Return each entry exactly, with none missing.
Start of Material to process
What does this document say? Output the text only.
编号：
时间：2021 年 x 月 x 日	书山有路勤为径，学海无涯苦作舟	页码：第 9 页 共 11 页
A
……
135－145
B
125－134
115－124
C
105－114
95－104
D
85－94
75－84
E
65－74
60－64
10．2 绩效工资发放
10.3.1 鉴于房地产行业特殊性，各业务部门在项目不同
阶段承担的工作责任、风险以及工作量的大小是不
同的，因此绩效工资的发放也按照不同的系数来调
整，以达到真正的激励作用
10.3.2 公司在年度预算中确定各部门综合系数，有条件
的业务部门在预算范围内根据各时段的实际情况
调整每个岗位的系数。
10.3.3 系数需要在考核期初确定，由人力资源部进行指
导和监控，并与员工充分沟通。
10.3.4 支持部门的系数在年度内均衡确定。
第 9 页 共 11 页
End of Material to process
◆ **Complete output**:
What does this document say? Output the text only.
编号：
时间：2021 年 x 月 x 日	书山有路勤为径，学海无涯苦作舟	页码：第 9 页 共 11 页
A
……
135－145
B
125－134
115－124
C
105－114
95－104
D
85－94
75－84
E
65－74
60－64
10．2 绩效工资发放
10.3.1 鉴于房地产行业特殊性，各业务部门在项目不同
阶段承担的工作责任、风险以及工作量的大小是不
同的，因此绩效工资的发放也按照不同的系数来调
整，以达到真正的激励作用
10.3.2 公司在年度预算中确定各部门综合系数，有条件
的业务部门在预算范围内根据各时段的实际情况
调整每个岗位的系数。
10.3.3 系数需要在考核期初确定，由人力资源部进行指
导和监控，并与员工充分沟通。
10.3.4 支持部门的系数在年度内均衡确定。
第 9 页 共 11 页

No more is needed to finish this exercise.